■ EXERCISE OBJECTIVE: Keep only those lines of the records that include the string "стандарте".

[Dataset items]
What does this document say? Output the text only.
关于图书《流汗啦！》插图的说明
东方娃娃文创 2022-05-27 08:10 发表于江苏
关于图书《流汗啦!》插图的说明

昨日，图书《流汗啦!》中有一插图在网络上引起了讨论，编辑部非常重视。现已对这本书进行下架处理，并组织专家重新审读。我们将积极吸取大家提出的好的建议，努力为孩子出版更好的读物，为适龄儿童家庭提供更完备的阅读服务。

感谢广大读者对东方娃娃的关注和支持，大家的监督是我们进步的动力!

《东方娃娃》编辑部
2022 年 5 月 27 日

--

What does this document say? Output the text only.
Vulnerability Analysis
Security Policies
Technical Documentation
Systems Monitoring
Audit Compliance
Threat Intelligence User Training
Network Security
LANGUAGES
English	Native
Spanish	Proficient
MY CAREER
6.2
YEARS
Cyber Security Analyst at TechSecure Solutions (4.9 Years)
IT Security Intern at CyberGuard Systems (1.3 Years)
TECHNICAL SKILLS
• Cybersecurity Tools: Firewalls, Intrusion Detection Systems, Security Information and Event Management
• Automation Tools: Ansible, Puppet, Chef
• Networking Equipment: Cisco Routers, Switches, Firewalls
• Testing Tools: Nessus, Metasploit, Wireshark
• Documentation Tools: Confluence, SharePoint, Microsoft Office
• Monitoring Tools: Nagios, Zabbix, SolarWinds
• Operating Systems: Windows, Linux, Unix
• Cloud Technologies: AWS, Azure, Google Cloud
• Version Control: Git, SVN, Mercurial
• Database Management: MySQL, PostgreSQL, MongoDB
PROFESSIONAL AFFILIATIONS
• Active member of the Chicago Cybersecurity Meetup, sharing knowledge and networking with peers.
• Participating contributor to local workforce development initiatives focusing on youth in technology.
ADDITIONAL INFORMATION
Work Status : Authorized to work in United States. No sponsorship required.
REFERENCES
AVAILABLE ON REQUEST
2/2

---

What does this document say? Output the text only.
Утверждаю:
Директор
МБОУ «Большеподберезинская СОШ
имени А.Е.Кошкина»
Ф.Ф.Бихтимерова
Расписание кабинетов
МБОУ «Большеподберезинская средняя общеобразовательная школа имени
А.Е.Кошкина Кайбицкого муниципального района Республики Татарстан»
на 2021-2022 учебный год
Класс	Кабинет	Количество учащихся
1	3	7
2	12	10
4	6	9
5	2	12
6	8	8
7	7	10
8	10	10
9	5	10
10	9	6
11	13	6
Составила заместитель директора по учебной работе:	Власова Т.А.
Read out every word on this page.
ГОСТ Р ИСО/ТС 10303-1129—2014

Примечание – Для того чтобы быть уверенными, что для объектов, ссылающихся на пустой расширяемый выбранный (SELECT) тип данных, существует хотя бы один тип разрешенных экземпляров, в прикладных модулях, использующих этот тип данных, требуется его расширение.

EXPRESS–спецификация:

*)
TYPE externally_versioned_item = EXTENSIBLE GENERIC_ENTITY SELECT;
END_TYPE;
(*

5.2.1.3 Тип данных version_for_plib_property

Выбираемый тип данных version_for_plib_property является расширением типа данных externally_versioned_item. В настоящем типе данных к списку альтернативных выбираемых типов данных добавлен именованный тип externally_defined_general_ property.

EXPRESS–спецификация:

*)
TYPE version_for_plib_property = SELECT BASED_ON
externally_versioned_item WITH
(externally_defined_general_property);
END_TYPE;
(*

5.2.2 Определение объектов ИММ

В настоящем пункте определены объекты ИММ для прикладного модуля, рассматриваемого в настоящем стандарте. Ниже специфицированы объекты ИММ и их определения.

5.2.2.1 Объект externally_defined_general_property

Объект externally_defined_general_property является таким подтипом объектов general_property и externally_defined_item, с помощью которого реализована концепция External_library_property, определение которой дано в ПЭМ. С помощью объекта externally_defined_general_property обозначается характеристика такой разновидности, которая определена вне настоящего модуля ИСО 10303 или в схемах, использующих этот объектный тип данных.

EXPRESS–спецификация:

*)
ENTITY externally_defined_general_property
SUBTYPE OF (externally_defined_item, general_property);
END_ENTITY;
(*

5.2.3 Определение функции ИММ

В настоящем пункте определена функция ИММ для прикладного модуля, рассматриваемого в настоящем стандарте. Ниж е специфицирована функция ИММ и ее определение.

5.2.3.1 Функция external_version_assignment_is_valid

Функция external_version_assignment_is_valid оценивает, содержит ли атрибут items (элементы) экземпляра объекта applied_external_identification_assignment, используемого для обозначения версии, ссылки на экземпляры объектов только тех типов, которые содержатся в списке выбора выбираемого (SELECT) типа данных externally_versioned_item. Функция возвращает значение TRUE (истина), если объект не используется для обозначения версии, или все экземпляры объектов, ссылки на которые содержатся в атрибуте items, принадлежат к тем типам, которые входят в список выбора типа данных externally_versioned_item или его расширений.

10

■ WRITTEN RESPONSE:
В настоящем пункте определены объекты ИММ для прикладного модуля, рассматриваемого в настоящем стандарте. Ниже специфицированы объекты ИММ и их определения.
В настоящем пункте определена функция ИММ для прикладного модуля, рассматриваемого в настоящем стандарте. Ниж е специфицирована функция ИММ и ее определение.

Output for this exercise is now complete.